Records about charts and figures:
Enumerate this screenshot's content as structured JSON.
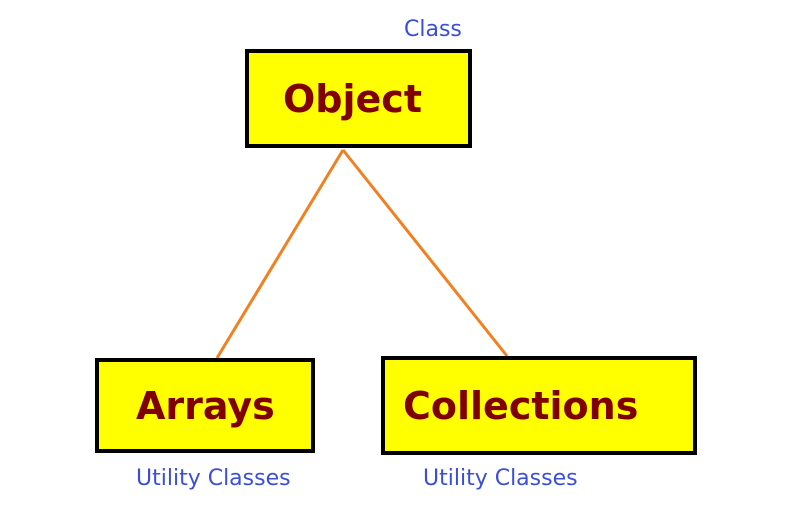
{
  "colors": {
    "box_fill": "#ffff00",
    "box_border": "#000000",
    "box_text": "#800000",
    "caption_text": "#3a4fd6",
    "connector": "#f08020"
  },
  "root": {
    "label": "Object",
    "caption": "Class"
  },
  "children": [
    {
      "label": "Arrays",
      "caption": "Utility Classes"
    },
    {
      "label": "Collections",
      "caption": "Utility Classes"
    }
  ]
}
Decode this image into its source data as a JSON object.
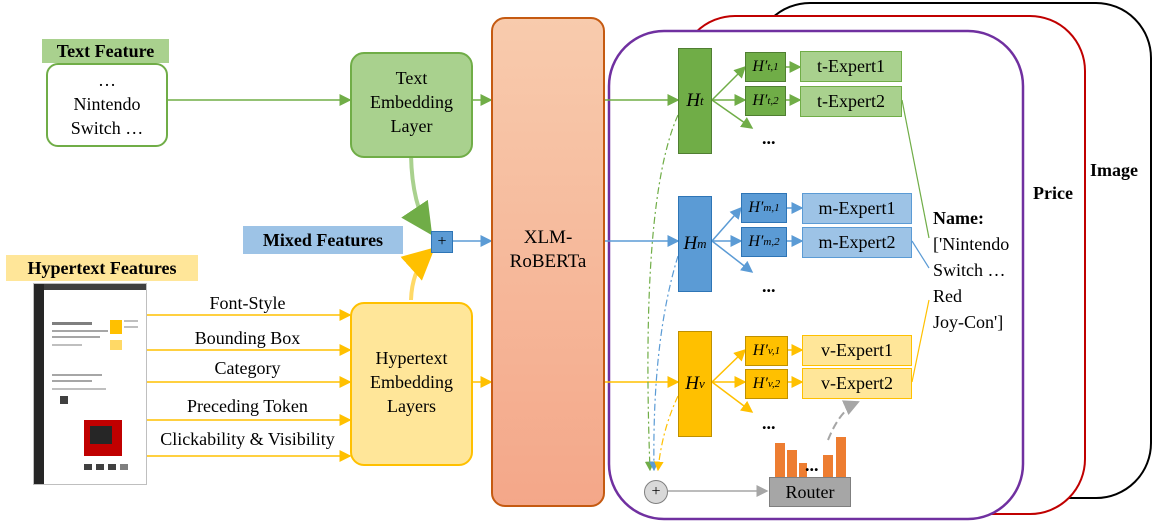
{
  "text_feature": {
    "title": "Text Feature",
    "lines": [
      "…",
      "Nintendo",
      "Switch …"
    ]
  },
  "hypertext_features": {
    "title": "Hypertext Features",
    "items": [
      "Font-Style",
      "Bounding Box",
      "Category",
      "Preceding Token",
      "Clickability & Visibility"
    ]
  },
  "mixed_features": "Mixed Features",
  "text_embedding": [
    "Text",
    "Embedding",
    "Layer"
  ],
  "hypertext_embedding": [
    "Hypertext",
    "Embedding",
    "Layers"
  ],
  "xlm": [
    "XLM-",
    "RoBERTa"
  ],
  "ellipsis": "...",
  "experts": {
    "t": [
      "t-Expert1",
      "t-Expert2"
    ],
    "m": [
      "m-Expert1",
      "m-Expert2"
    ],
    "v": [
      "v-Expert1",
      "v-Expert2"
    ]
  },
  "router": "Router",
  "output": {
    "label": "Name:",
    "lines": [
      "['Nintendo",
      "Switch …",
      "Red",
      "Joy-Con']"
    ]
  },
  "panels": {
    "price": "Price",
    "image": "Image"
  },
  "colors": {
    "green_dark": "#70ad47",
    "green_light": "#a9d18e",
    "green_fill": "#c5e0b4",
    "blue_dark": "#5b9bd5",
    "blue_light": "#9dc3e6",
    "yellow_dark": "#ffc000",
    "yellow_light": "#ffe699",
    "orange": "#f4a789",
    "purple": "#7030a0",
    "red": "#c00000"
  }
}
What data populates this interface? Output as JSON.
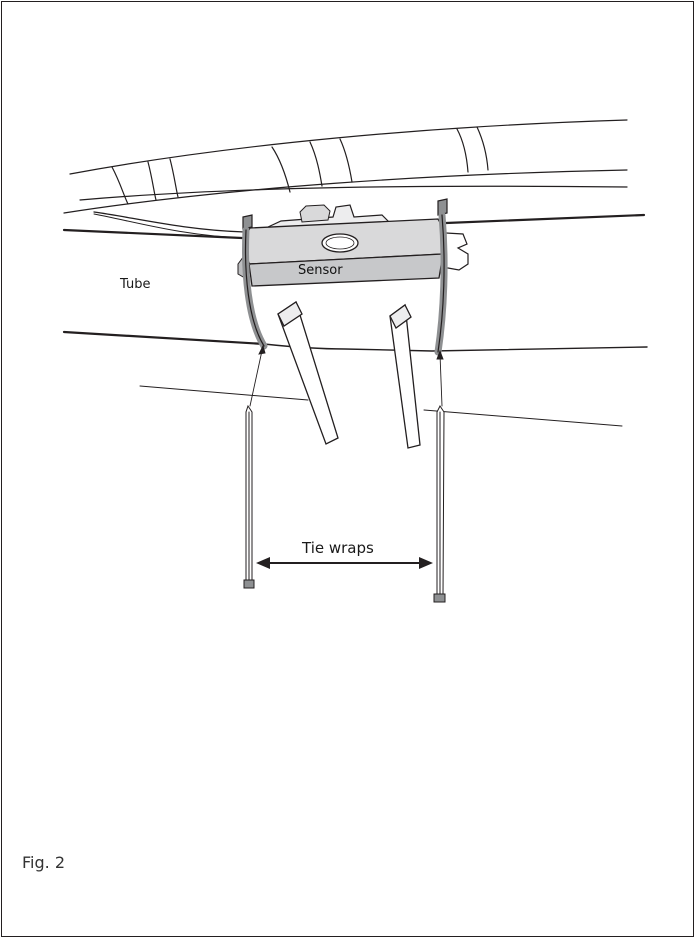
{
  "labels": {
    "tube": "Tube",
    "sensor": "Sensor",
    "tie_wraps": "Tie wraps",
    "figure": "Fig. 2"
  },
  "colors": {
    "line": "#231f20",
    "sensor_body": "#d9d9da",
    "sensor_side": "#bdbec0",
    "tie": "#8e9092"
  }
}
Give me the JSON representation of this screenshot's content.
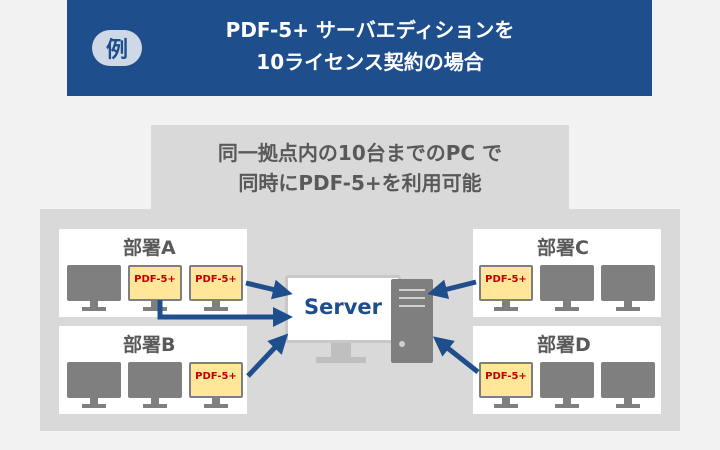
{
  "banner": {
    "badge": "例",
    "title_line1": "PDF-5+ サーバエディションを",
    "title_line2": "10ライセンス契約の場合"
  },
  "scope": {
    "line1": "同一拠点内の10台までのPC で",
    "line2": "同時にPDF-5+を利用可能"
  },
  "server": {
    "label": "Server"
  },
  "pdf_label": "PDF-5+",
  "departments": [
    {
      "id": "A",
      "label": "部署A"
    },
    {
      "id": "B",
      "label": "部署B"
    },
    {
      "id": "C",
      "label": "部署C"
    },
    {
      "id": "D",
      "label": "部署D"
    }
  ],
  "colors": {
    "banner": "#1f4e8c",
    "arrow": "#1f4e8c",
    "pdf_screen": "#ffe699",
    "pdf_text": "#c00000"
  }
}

_What you will do_
Count each line of the data where the word "screenshot" appears, then reply with the total only.

_Final result_
2